>> start DATA PROVIDED

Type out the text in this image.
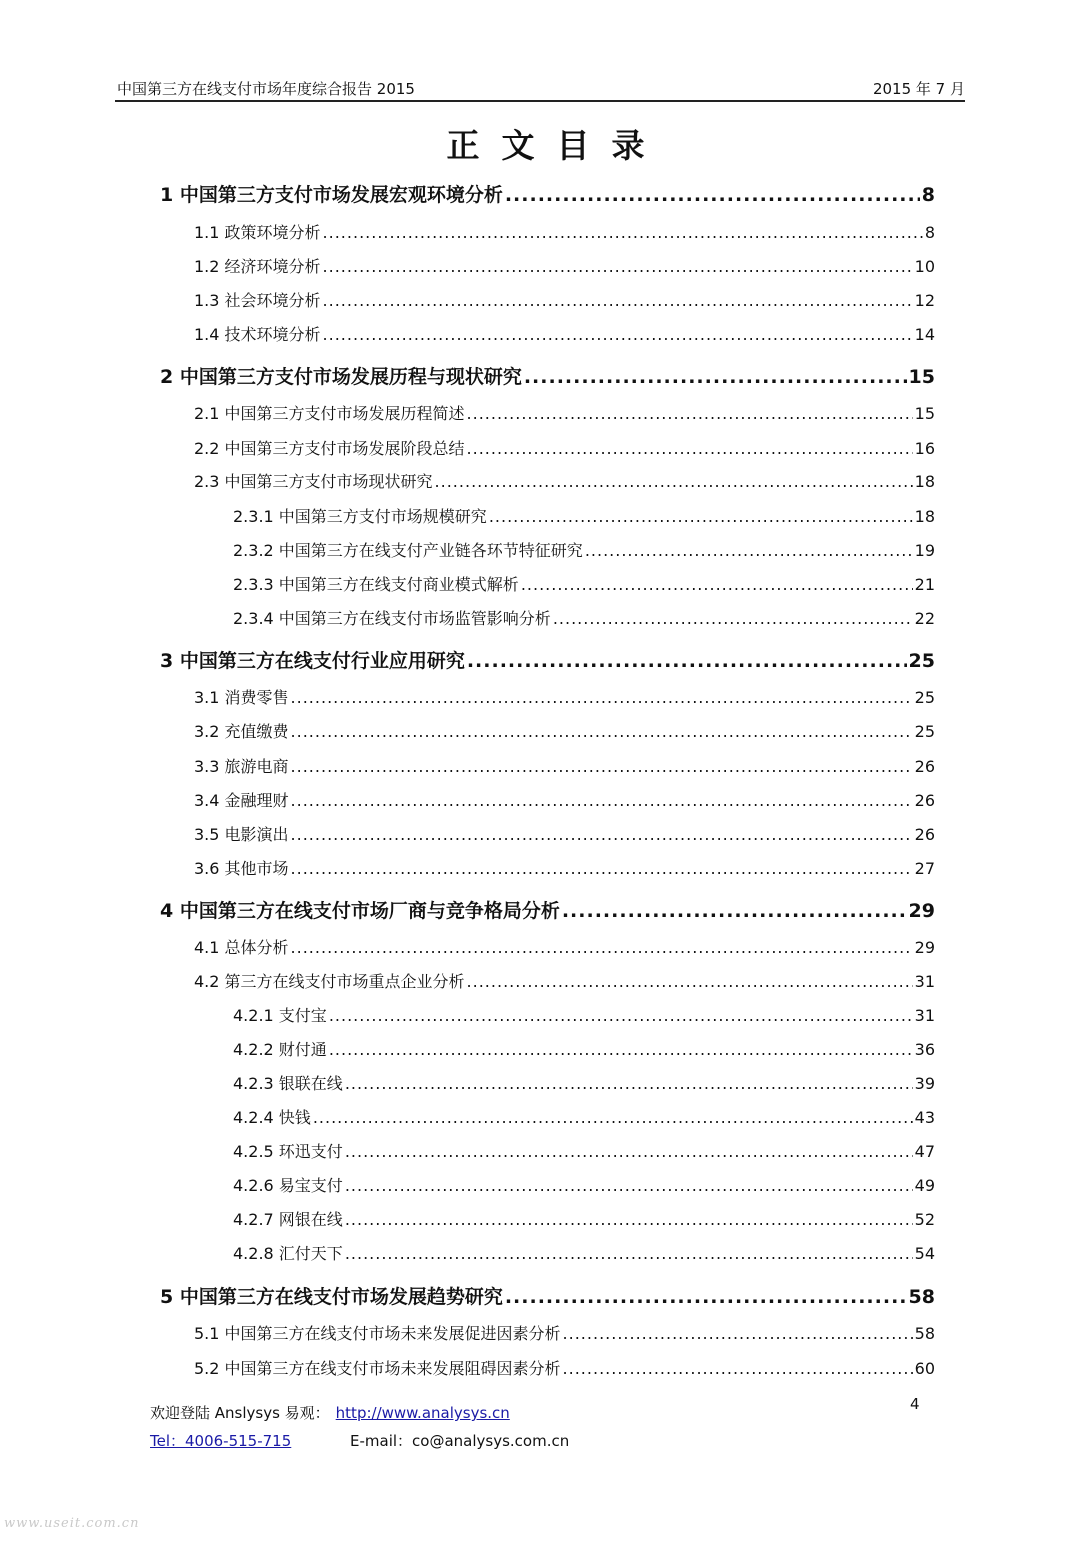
中国第三方在线支付市场年度综合报告 2015	2015 年 7 月
正文目录
1 中国第三方支付市场发展宏观环境分析 .....	8
1.1 政策环境分析 .....	8
1.2 经济环境分析 .....	10
1.3 社会环境分析 .....	12
1.4 技术环境分析 .....	14
2 中国第三方支付市场发展历程与现状研究 .....	15
2.1 中国第三方支付市场发展历程简述 .....	15
2.2 中国第三方支付市场发展阶段总结 .....	16
2.3 中国第三方支付市场现状研究 .....	18
2.3.1 中国第三方支付市场规模研究 .....	18
2.3.2 中国第三方在线支付产业链各环节特征研究 .....	19
2.3.3 中国第三方在线支付商业模式解析 .....	21
2.3.4 中国第三方在线支付市场监管影响分析 .....	22
3 中国第三方在线支付行业应用研究 .....	25
3.1 消费零售 .....	25
3.2 充值缴费 .....	25
3.3 旅游电商 .....	26
3.4 金融理财 .....	26
3.5 电影演出 .....	26
3.6 其他市场 .....	27
4 中国第三方在线支付市场厂商与竞争格局分析 .....	29
4.1 总体分析 .....	29
4.2 第三方在线支付市场重点企业分析 .....	31
4.2.1 支付宝 .....	31
4.2.2 财付通 .....	36
4.2.3 银联在线 .....	39
4.2.4 快钱 .....	43
4.2.5 环迅支付 .....	47
4.2.6 易宝支付 .....	49
4.2.7 网银在线 .....	52
4.2.8 汇付天下 .....	54
5 中国第三方在线支付市场发展趋势研究 .....	58
5.1 中国第三方在线支付市场未来发展促进因素分析 .....	58
5.2 中国第三方在线支付市场未来发展阻碍因素分析 .....	60
4
欢迎登陆 Anslysys 易观： http://www.analysys.cn
Tel：4006-515-715	E-mail：co@analysys.com.cn
www.useit.com.cn
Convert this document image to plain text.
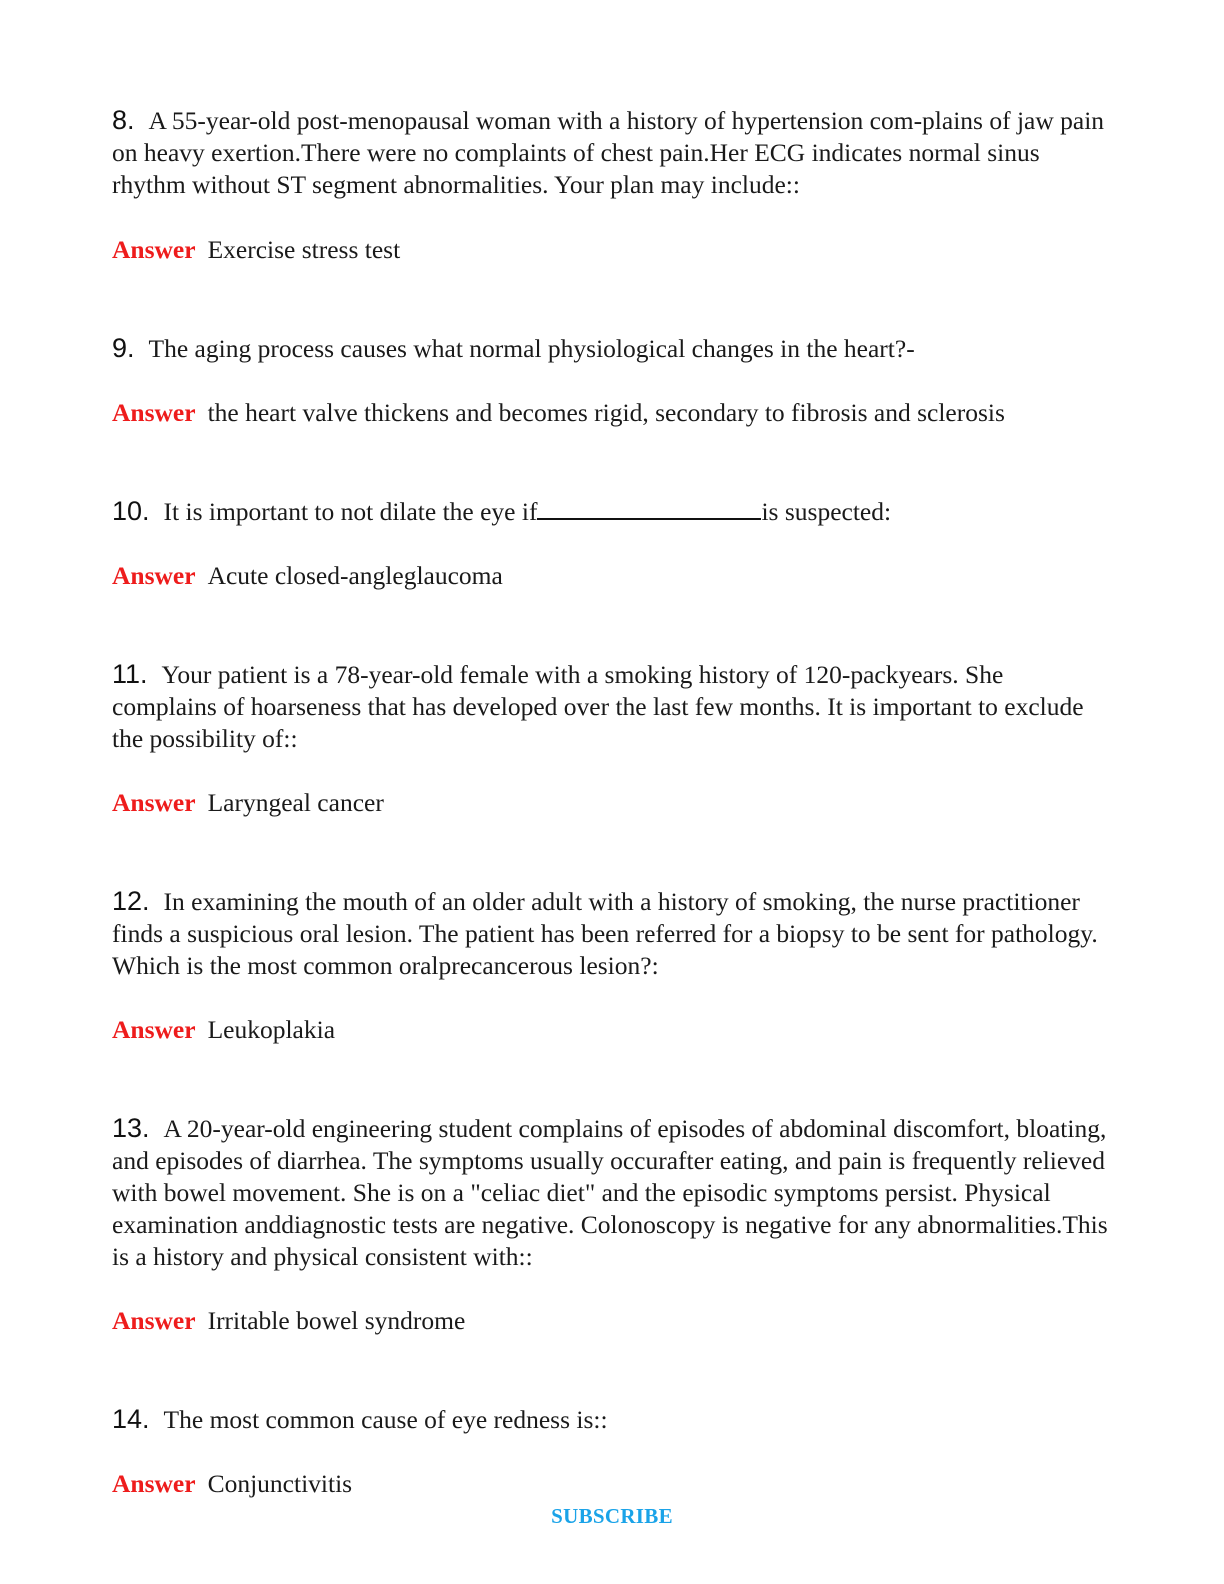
8. A 55-year-old post-menopausal woman with a history of hypertension com-plains of jaw pain on heavy exertion.There were no complaints of chest pain.Her ECG indicates normal sinus rhythm without ST segment abnormalities. Your plan may include::

Answer Exercise stress test

9. The aging process causes what normal physiological changes in the heart?-

Answer the heart valve thickens and becomes rigid, secondary to fibrosis and sclerosis

10. It is important to not dilate the eye if	is suspected:

Answer Acute closed-angleglaucoma

11. Your patient is a 78-year-old female with a smoking history of 120-packyears. She complains of hoarseness that has developed over the last few months. It is important to exclude the possibility of::

Answer Laryngeal cancer

12. In examining the mouth of an older adult with a history of smoking, the nurse practitioner finds a suspicious oral lesion. The patient has been referred for a biopsy to be sent for pathology. Which is the most common oralprecancerous lesion?:

Answer Leukoplakia

13. A 20-year-old engineering student complains of episodes of abdominal discomfort, bloating, and episodes of diarrhea. The symptoms usually occurafter eating, and pain is frequently relieved with bowel movement. She is on a "celiac diet" and the episodic symptoms persist. Physical examination anddiagnostic tests are negative. Colonoscopy is negative for any abnormalities.This is a history and physical consistent with::

Answer Irritable bowel syndrome

14. The most common cause of eye redness is::

Answer Conjunctivitis

SUBSCRIBE
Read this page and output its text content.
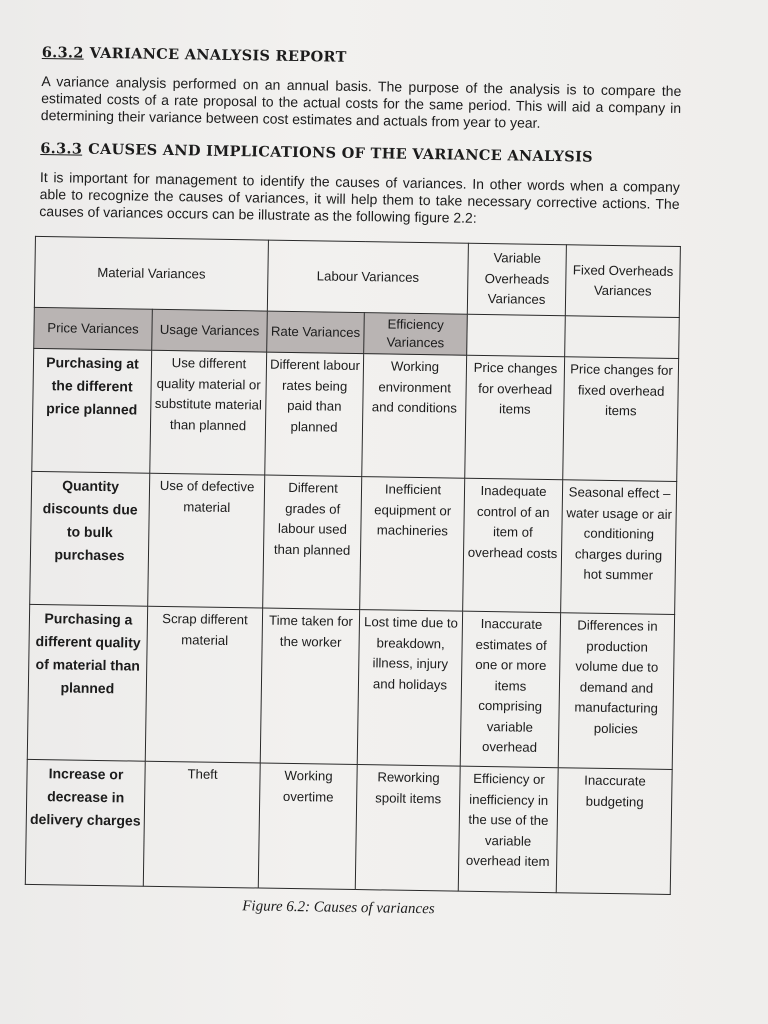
6.3.2 VARIANCE ANALYSIS REPORT

A variance analysis performed on an annual basis. The purpose of the analysis is to compare the estimated costs of a rate proposal to the actual costs for the same period. This will aid a company in determining their variance between cost estimates and actuals from year to year.

6.3.3 CAUSES AND IMPLICATIONS OF THE VARIANCE ANALYSIS

It is important for management to identify the causes of variances. In other words when a company able to recognize the causes of variances, it will help them to take necessary corrective actions. The causes of variances occurs can be illustrate as the following figure 2.2:

Material Variances		Labour Variances		Variable Overheads Variances	Fixed Overheads Variances
Price Variances	Usage Variances	Rate Variances	Efficiency Variances		
Purchasing at the different price planned	Use different quality material or substitute material than planned	Different labour rates being paid than planned	Working environment and conditions	Price changes for overhead items	Price changes for fixed overhead items
Quantity discounts due to bulk purchases	Use of defective material	Different grades of labour used than planned	Inefficient equipment or machineries	Inadequate control of an item of overhead costs	Seasonal effect – water usage or air conditioning charges during hot summer
Purchasing a different quality of material than planned	Scrap different material	Time taken for the worker	Lost time due to breakdown, illness, injury and holidays	Inaccurate estimates of one or more items comprising variable overhead	Differences in production volume due to demand and manufacturing policies
Increase or decrease in delivery charges	Theft	Working overtime	Reworking spoilt items	Efficiency or inefficiency in the use of the variable overhead item	Inaccurate budgeting
Figure 6.2: Causes of variances
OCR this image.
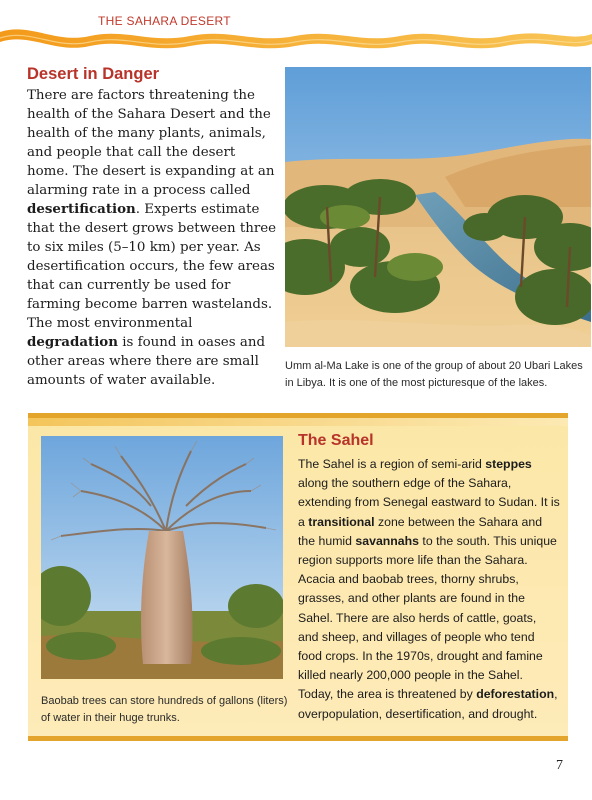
THE SAHARA DESERT
Desert in Danger
There are factors threatening the health of the Sahara Desert and the health of the many plants, animals, and people that call the desert home. The desert is expanding at an alarming rate in a process called desertification. Experts estimate that the desert grows between three to six miles (5–10 km) per year. As desertification occurs, the few areas that can currently be used for farming become barren wastelands. The most environmental degradation is found in oases and other areas where there are small amounts of water available.
Umm al-Ma Lake is one of the group of about 20 Ubari Lakes in Libya. It is one of the most picturesque of the lakes.
Baobab trees can store hundreds of gallons (liters) of water in their huge trunks.
The Sahel
The Sahel is a region of semi-arid steppes along the southern edge of the Sahara, extending from Senegal eastward to Sudan. It is a transitional zone between the Sahara and the humid savannahs to the south. This unique region supports more life than the Sahara. Acacia and baobab trees, thorny shrubs, grasses, and other plants are found in the Sahel. There are also herds of cattle, goats, and sheep, and villages of people who tend food crops. In the 1970s, drought and famine killed nearly 200,000 people in the Sahel. Today, the area is threatened by deforestation, overpopulation, desertification, and drought.
7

>> end DATA PROVIDED

### WHAT IS REQUIRED
Tally the lines that hold the string "Efficiency" and state the total, nothing more.

### RESULT OF THIS EXERCISE
2